## Aim of the exercise:
Gather all lines in the records below that include the word "Topic".

## Material for this task:
------------------------------------------------
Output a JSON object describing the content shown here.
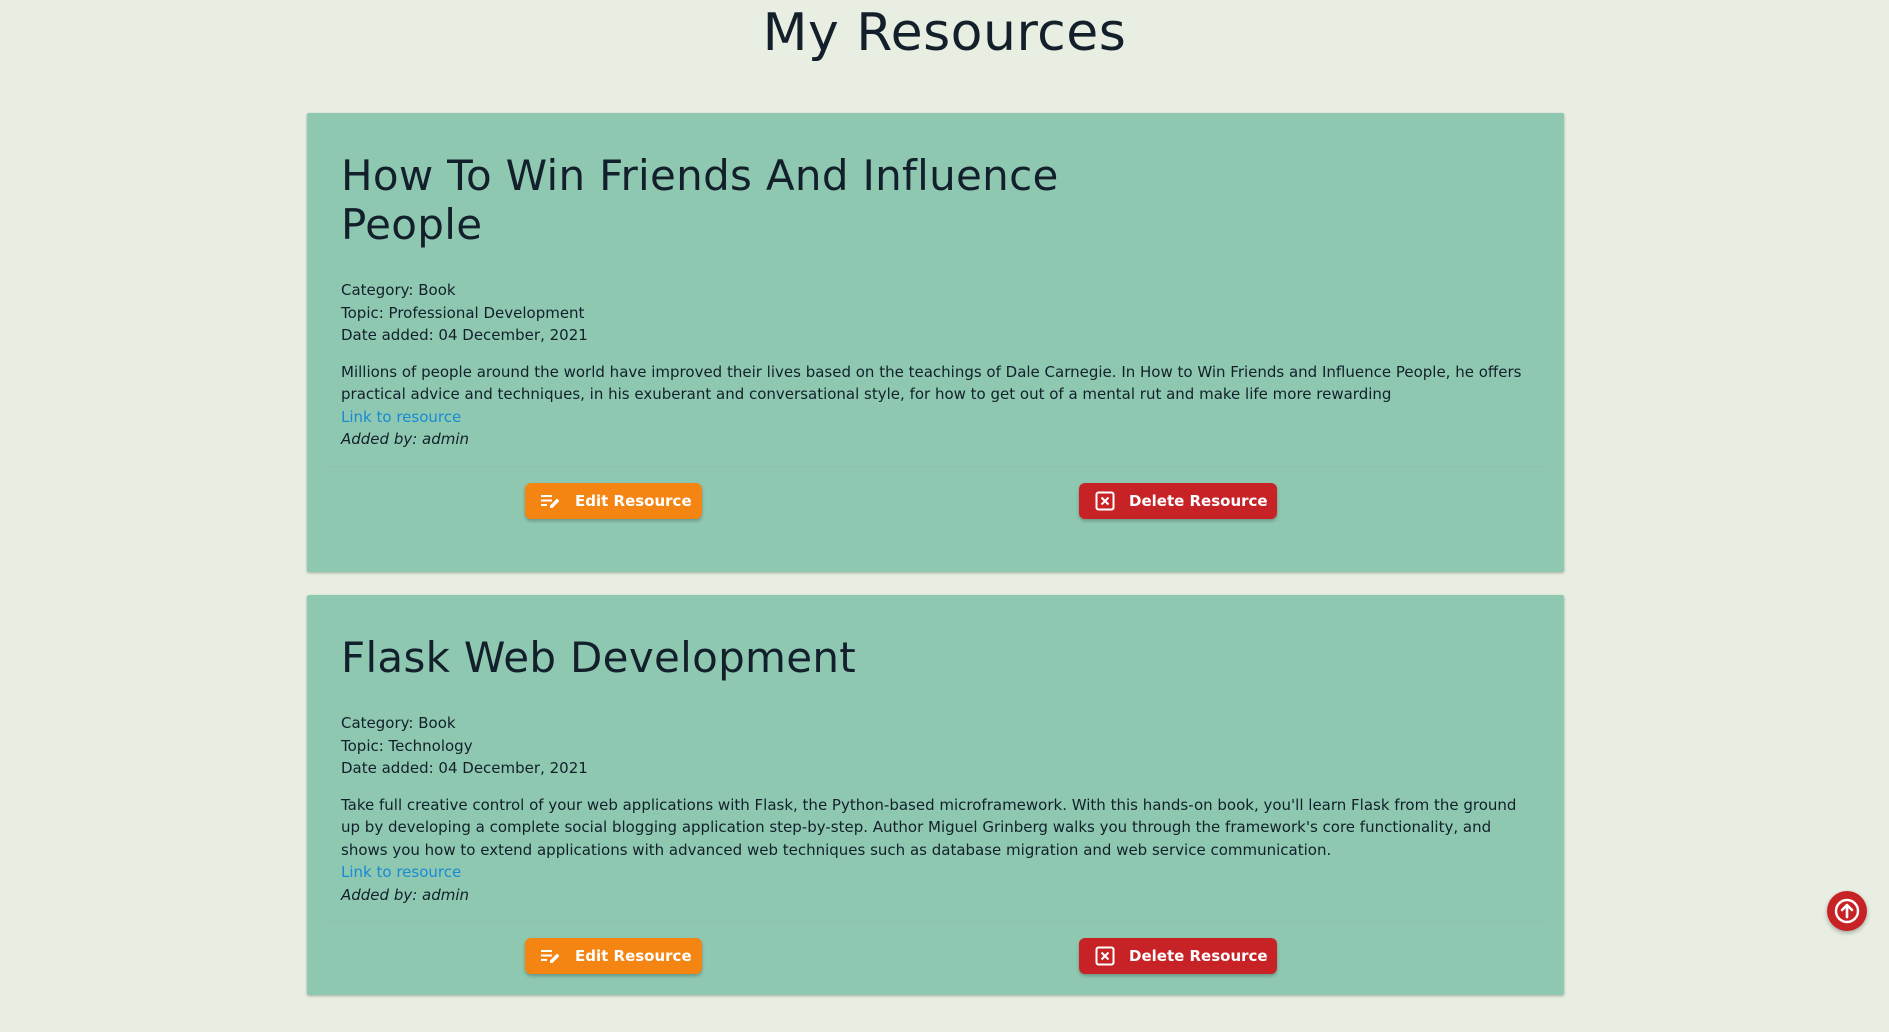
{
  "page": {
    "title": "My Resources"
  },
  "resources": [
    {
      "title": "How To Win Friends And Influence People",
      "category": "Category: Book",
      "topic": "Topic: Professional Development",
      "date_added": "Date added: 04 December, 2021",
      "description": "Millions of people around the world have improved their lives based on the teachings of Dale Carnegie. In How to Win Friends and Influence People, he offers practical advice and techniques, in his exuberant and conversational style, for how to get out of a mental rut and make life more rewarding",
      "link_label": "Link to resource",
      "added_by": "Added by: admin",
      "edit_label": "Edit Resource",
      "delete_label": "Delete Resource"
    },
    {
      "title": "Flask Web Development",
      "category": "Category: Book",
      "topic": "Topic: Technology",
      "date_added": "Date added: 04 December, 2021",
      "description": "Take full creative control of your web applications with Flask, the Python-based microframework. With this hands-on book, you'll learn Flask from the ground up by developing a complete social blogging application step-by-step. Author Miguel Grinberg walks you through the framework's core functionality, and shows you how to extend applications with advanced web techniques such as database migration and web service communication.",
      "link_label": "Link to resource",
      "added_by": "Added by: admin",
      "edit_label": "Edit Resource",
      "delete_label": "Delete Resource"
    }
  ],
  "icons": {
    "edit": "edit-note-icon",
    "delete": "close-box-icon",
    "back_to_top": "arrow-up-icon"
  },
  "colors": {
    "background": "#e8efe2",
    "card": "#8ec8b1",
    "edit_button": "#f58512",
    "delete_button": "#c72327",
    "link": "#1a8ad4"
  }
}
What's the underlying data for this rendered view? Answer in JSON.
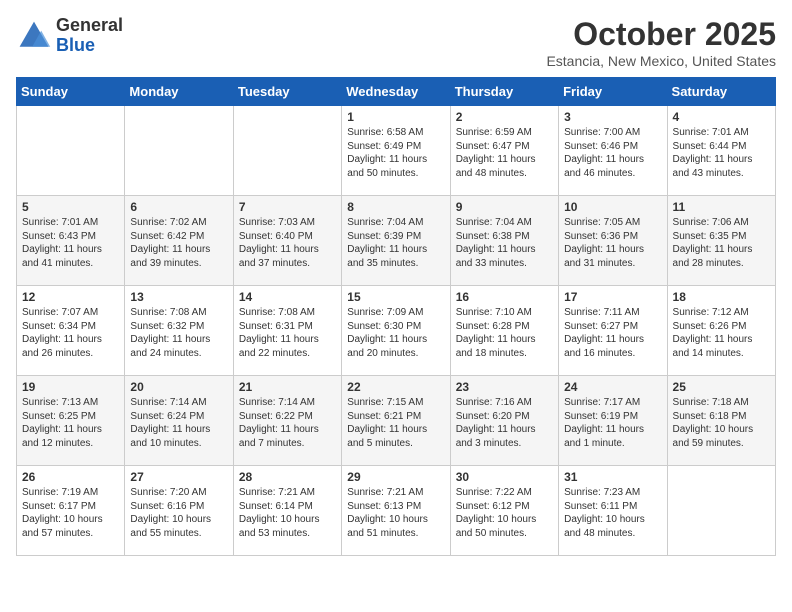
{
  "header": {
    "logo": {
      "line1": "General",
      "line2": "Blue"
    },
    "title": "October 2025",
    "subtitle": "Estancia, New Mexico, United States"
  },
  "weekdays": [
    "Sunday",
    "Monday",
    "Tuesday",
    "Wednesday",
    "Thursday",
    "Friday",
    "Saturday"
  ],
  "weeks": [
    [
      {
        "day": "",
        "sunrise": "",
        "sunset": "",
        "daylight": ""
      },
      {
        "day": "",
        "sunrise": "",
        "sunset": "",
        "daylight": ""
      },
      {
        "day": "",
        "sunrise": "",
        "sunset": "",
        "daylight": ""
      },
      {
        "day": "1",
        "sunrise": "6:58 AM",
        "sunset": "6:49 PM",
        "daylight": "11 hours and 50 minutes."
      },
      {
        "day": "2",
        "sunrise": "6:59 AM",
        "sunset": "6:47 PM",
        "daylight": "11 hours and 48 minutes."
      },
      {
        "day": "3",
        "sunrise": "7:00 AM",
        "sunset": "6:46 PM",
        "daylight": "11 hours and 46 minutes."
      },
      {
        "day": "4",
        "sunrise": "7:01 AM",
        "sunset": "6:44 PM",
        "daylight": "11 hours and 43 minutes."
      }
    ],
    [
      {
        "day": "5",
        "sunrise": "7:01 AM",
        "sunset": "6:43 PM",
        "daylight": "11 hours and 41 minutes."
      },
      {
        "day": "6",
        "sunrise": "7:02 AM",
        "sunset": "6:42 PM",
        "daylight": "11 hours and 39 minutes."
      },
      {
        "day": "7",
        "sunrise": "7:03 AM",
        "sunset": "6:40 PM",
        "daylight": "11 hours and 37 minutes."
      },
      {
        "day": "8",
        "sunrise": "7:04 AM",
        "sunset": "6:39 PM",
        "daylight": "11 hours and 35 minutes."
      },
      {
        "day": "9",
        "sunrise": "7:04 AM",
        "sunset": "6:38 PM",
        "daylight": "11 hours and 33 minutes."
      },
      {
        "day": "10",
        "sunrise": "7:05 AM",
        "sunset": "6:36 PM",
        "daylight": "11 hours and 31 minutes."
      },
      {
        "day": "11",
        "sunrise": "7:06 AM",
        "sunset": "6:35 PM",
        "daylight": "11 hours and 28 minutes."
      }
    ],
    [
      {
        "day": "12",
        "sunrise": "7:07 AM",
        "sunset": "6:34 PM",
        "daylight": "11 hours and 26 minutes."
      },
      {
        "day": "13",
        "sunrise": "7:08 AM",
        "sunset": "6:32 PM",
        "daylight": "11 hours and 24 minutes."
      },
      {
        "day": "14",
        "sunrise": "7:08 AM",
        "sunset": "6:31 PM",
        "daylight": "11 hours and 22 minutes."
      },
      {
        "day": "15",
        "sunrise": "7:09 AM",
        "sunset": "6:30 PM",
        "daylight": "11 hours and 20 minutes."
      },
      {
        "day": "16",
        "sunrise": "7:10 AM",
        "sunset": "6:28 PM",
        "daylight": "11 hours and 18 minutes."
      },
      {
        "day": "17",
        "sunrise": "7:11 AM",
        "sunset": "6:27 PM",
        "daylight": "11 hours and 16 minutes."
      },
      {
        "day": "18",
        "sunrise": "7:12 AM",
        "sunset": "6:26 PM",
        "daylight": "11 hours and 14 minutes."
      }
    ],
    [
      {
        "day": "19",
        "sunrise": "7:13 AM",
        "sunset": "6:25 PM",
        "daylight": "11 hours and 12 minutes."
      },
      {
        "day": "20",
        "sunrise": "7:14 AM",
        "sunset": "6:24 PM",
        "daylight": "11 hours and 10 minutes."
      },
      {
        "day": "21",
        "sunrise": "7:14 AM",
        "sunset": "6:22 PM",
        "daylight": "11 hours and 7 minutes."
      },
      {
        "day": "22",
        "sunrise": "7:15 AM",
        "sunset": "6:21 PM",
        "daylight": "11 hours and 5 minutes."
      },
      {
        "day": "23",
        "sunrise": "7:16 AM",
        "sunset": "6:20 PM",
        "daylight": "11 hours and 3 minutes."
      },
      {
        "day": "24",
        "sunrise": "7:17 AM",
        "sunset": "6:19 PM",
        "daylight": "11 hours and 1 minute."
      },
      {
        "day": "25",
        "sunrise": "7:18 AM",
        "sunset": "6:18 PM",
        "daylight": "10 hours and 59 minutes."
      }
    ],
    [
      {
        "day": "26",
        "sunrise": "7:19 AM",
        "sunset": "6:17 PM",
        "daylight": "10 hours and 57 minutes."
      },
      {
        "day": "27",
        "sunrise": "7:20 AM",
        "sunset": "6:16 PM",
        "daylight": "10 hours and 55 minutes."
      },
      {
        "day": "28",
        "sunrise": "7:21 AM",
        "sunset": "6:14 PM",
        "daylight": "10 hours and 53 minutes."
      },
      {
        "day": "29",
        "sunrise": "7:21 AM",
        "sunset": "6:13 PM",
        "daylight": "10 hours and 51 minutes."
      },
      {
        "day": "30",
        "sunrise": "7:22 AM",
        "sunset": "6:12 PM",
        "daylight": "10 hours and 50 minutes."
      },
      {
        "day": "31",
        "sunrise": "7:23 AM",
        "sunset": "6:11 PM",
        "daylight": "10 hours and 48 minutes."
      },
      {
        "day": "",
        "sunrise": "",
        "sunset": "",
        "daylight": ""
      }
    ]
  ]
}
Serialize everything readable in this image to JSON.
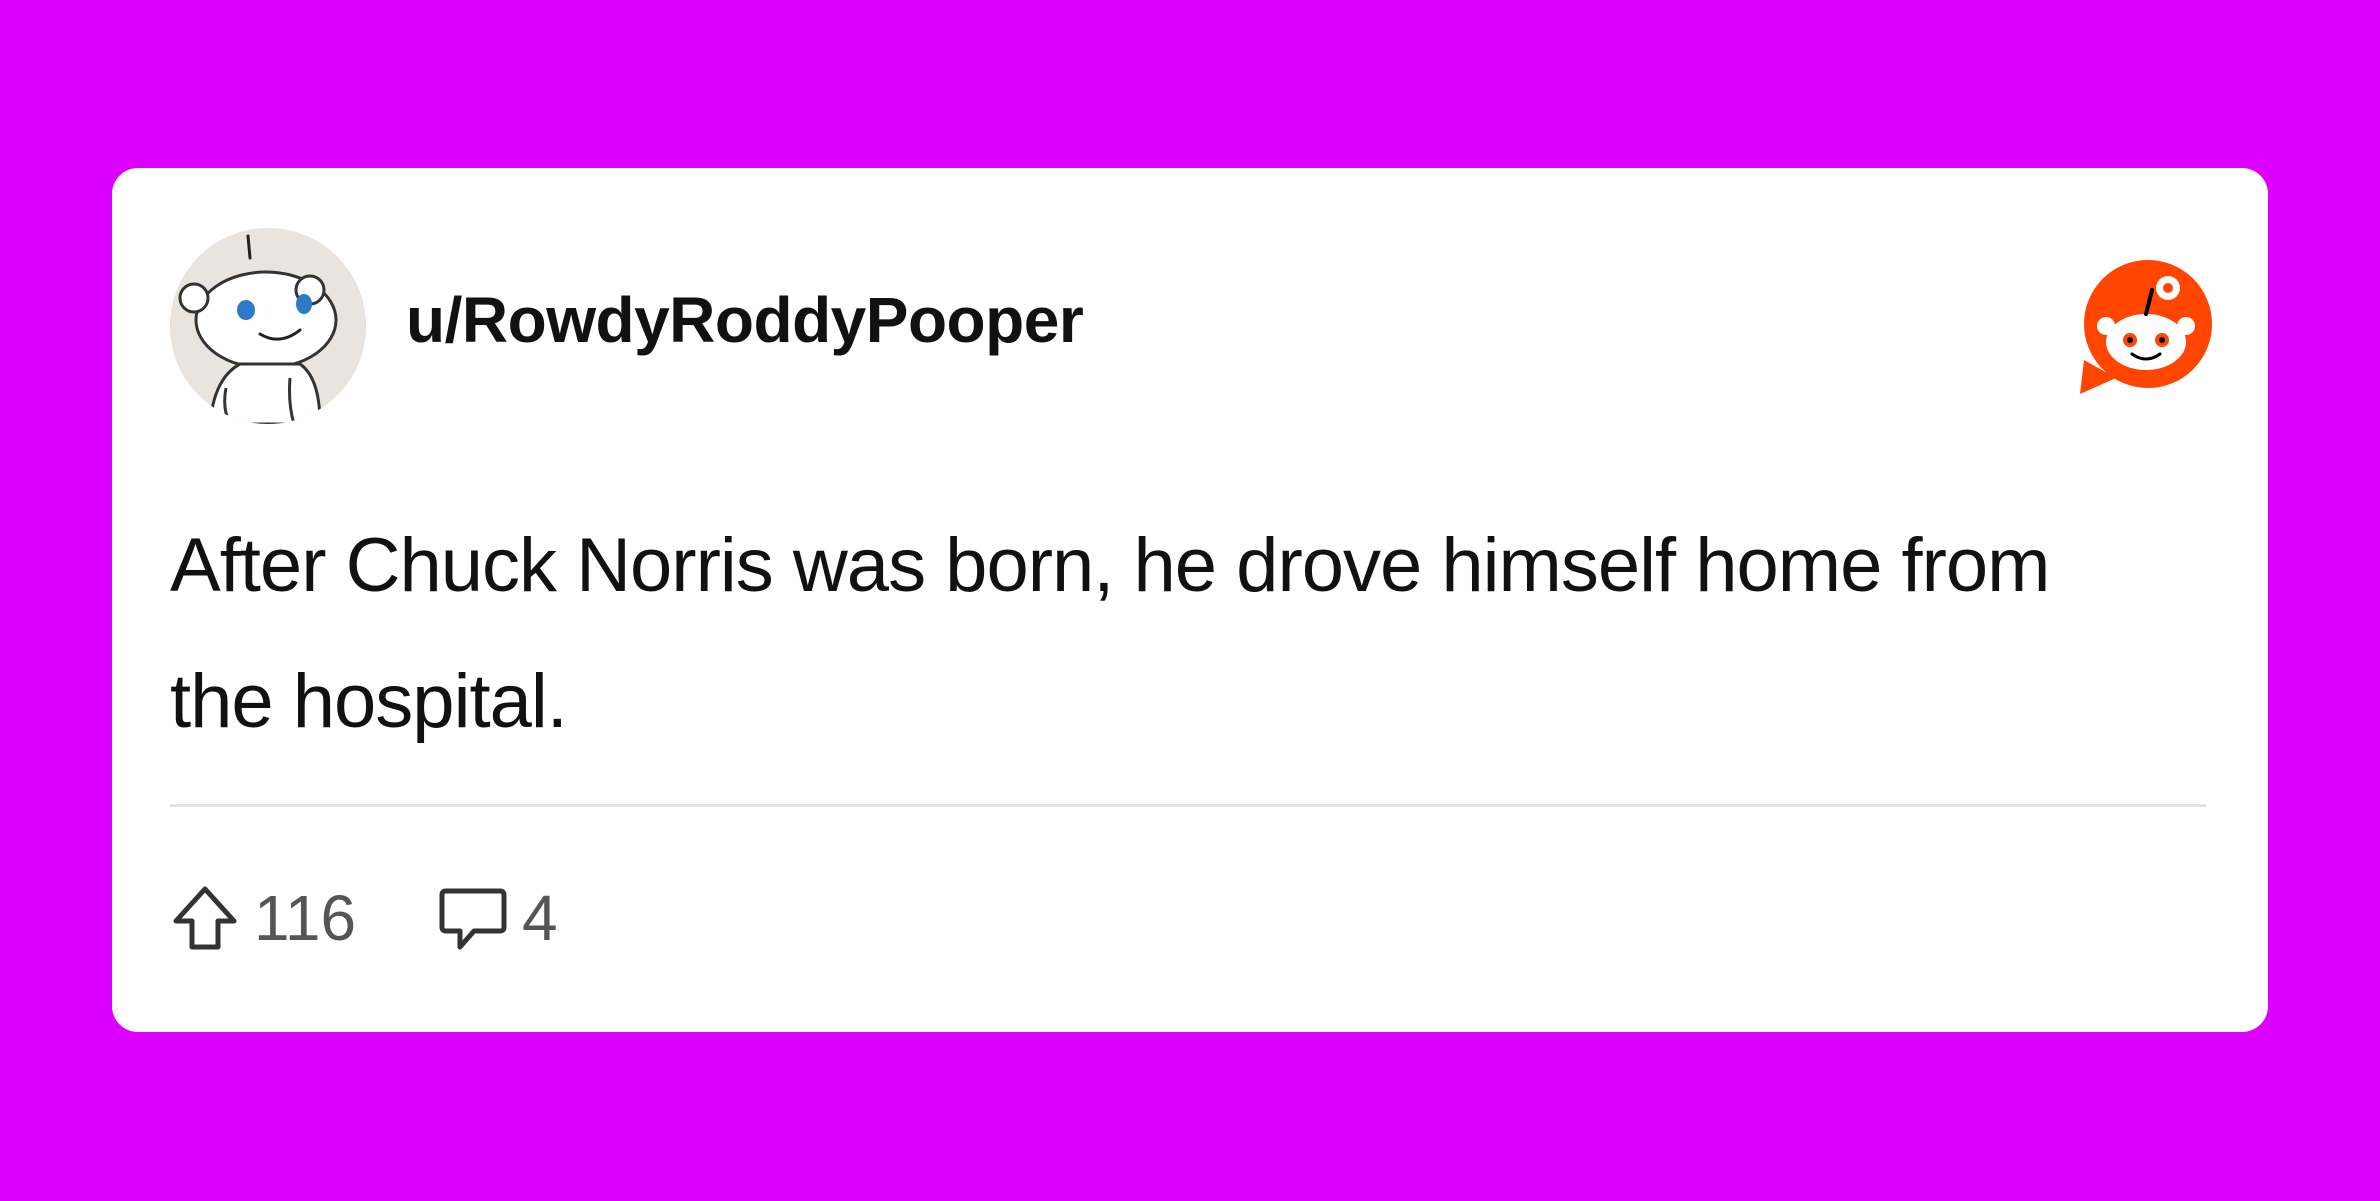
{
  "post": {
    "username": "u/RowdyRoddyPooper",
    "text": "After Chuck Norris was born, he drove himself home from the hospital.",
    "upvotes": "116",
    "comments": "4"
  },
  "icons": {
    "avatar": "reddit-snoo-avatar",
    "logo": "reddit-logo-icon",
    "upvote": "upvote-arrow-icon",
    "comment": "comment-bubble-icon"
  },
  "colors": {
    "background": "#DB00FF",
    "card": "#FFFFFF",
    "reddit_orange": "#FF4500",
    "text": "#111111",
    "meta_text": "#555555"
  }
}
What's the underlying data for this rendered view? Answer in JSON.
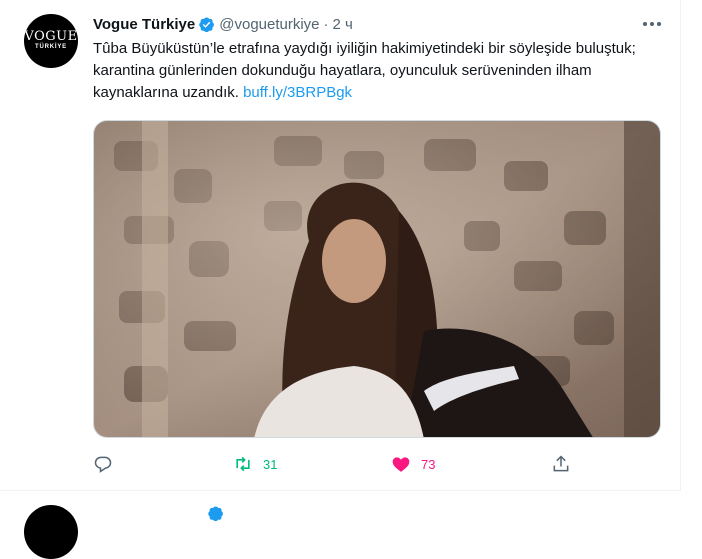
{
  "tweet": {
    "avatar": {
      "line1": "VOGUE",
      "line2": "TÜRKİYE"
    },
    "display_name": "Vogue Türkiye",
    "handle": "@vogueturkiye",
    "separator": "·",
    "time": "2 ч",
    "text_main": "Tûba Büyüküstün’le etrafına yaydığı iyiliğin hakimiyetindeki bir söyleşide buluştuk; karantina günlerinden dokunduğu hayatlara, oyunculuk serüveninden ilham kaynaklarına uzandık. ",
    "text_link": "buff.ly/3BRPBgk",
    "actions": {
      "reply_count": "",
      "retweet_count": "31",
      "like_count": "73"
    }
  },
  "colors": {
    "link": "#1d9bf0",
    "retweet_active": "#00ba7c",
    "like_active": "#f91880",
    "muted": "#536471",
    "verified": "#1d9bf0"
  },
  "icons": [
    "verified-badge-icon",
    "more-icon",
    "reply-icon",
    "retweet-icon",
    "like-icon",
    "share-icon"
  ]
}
------------------------------------------------
## Solution to this problem:
      "topic": "Topic: Professional Development",
      "topic": "Topic: Technology",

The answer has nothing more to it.